Repeat the material exactly, leaving nothing out.
* start *
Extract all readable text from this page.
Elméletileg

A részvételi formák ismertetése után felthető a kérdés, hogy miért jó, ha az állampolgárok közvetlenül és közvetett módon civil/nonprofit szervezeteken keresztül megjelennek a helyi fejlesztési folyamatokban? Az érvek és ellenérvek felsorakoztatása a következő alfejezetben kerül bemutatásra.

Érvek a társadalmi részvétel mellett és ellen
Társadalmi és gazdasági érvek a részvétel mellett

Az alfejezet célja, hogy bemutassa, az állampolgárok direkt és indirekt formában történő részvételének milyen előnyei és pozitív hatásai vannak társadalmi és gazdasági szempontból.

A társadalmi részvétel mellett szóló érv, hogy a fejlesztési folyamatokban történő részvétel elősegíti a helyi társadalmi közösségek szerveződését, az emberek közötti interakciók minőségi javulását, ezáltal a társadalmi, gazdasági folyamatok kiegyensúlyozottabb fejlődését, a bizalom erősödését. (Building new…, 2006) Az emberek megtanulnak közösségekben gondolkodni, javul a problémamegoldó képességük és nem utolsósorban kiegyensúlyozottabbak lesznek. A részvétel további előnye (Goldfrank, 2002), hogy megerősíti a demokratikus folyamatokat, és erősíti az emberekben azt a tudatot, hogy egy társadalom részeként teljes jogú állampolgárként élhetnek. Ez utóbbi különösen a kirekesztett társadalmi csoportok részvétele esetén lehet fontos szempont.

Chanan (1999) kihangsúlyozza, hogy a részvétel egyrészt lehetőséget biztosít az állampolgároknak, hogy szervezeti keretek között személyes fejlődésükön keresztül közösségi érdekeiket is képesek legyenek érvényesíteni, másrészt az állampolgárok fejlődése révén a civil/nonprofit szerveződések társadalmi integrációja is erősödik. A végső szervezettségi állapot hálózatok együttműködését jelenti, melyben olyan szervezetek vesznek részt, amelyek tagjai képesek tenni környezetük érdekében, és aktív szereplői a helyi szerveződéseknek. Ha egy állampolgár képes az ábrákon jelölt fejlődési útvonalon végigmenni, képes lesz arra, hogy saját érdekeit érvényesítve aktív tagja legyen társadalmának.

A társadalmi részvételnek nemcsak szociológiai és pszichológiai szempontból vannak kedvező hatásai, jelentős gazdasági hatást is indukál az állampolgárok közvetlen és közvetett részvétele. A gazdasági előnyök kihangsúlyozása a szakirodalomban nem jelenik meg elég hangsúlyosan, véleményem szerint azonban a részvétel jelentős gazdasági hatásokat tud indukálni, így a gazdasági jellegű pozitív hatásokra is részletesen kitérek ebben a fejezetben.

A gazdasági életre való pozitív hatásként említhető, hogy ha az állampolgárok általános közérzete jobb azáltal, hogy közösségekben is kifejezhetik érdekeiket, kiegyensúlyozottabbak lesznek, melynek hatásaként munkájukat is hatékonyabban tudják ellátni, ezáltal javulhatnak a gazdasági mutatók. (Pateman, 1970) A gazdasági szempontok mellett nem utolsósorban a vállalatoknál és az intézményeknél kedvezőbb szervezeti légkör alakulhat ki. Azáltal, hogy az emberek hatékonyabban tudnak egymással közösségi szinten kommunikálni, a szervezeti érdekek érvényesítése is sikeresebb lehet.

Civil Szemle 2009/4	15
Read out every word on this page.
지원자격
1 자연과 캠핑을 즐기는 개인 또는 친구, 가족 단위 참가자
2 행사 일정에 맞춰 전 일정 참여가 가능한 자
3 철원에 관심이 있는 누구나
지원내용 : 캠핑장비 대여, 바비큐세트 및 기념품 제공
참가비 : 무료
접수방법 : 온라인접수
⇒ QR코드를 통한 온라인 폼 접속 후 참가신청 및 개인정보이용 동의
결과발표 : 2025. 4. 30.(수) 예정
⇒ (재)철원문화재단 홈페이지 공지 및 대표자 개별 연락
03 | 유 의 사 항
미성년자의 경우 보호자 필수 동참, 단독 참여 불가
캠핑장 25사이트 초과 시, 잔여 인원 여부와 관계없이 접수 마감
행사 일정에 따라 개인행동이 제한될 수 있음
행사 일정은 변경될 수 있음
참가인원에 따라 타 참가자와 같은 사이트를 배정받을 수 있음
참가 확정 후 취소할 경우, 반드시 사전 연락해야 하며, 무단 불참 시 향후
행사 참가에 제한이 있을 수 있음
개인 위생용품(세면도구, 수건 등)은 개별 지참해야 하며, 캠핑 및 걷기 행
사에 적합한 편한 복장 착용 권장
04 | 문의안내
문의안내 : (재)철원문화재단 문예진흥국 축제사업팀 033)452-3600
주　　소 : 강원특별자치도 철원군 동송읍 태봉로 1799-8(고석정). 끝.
* end *
ANSWER TO THIS TASK –
Extract all readable text from this page.
Elméletileg

A részvételi formák ismertetése után felthető a kérdés, hogy miért jó, ha az állampolgárok közvetlenül és közvetett módon civil/nonprofit szervezeteken keresztül megjelennek a helyi fejlesztési folyamatokban? Az érvek és ellenérvek felsorakoztatása a következő alfejezetben kerül bemutatásra.

Érvek a társadalmi részvétel mellett és ellen
Társadalmi és gazdasági érvek a részvétel mellett

Az alfejezet célja, hogy bemutassa, az állampolgárok direkt és indirekt formában történő részvételének milyen előnyei és pozitív hatásai vannak társadalmi és gazdasági szempontból.

A társadalmi részvétel mellett szóló érv, hogy a fejlesztési folyamatokban történő részvétel elősegíti a helyi társadalmi közösségek szerveződését, az emberek közötti interakciók minőségi javulását, ezáltal a társadalmi, gazdasági folyamatok kiegyensúlyozottabb fejlődését, a bizalom erősödését. (Building new…, 2006) Az emberek megtanulnak közösségekben gondolkodni, javul a problémamegoldó képességük és nem utolsósorban kiegyensúlyozottabbak lesznek. A részvétel további előnye (Goldfrank, 2002), hogy megerősíti a demokratikus folyamatokat, és erősíti az emberekben azt a tudatot, hogy egy társadalom részeként teljes jogú állampolgárként élhetnek. Ez utóbbi különösen a kirekesztett társadalmi csoportok részvétele esetén lehet fontos szempont.

Chanan (1999) kihangsúlyozza, hogy a részvétel egyrészt lehetőséget biztosít az állampolgároknak, hogy szervezeti keretek között személyes fejlődésükön keresztül közösségi érdekeiket is képesek legyenek érvényesíteni, másrészt az állampolgárok fejlődése révén a civil/nonprofit szerveződések társadalmi integrációja is erősödik. A végső szervezettségi állapot hálózatok együttműködését jelenti, melyben olyan szervezetek vesznek részt, amelyek tagjai képesek tenni környezetük érdekében, és aktív szereplői a helyi szerveződéseknek. Ha egy állampolgár képes az ábrákon jelölt fejlődési útvonalon végigmenni, képes lesz arra, hogy saját érdekeit érvényesítve aktív tagja legyen társadalmának.

A társadalmi részvételnek nemcsak szociológiai és pszichológiai szempontból vannak kedvező hatásai, jelentős gazdasági hatást is indukál az állampolgárok közvetlen és közvetett részvétele. A gazdasági előnyök kihangsúlyozása a szakirodalomban nem jelenik meg elég hangsúlyosan, véleményem szerint azonban a részvétel jelentős gazdasági hatásokat tud indukálni, így a gazdasági jellegű pozitív hatásokra is részletesen kitérek ebben a fejezetben.

A gazdasági életre való pozitív hatásként említhető, hogy ha az állampolgárok általános közérzete jobb azáltal, hogy közösségekben is kifejezhetik érdekeiket, kiegyensúlyozottabbak lesznek, melynek hatásaként munkájukat is hatékonyabban tudják ellátni, ezáltal javulhatnak a gazdasági mutatók. (Pateman, 1970) A gazdasági szempontok mellett nem utolsósorban a vállalatoknál és az intézményeknél kedvezőbb szervezeti légkör alakulhat ki. Azáltal, hogy az emberek hatékonyabban tudnak egymással közösségi szinten kommunikálni, a szervezeti érdekek érvényesítése is sikeresebb lehet.

Civil Szemle 2009/4	15
Read out every word on this page.
지원자격
1 자연과 캠핑을 즐기는 개인 또는 친구, 가족 단위 참가자
2 행사 일정에 맞춰 전 일정 참여가 가능한 자
3 철원에 관심이 있는 누구나
지원내용 : 캠핑장비 대여, 바비큐세트 및 기념품 제공
참가비 : 무료
접수방법 : 온라인접수
⇒ QR코드를 통한 온라인 폼 접속 후 참가신청 및 개인정보이용 동의
결과발표 : 2025. 4. 30.(수) 예정
⇒ (재)철원문화재단 홈페이지 공지 및 대표자 개별 연락
03 | 유 의 사 항
미성년자의 경우 보호자 필수 동참, 단독 참여 불가
캠핑장 25사이트 초과 시, 잔여 인원 여부와 관계없이 접수 마감
행사 일정에 따라 개인행동이 제한될 수 있음
행사 일정은 변경될 수 있음
참가인원에 따라 타 참가자와 같은 사이트를 배정받을 수 있음
참가 확정 후 취소할 경우, 반드시 사전 연락해야 하며, 무단 불참 시 향후
행사 참가에 제한이 있을 수 있음
개인 위생용품(세면도구, 수건 등)은 개별 지참해야 하며, 캠핑 및 걷기 행
사에 적합한 편한 복장 착용 권장
04 | 문의안내
문의안내 : (재)철원문화재단 문예진흥국 축제사업팀 033)452-3600
주　　소 : 강원특별자치도 철원군 동송읍 태봉로 1799-8(고석정). 끝.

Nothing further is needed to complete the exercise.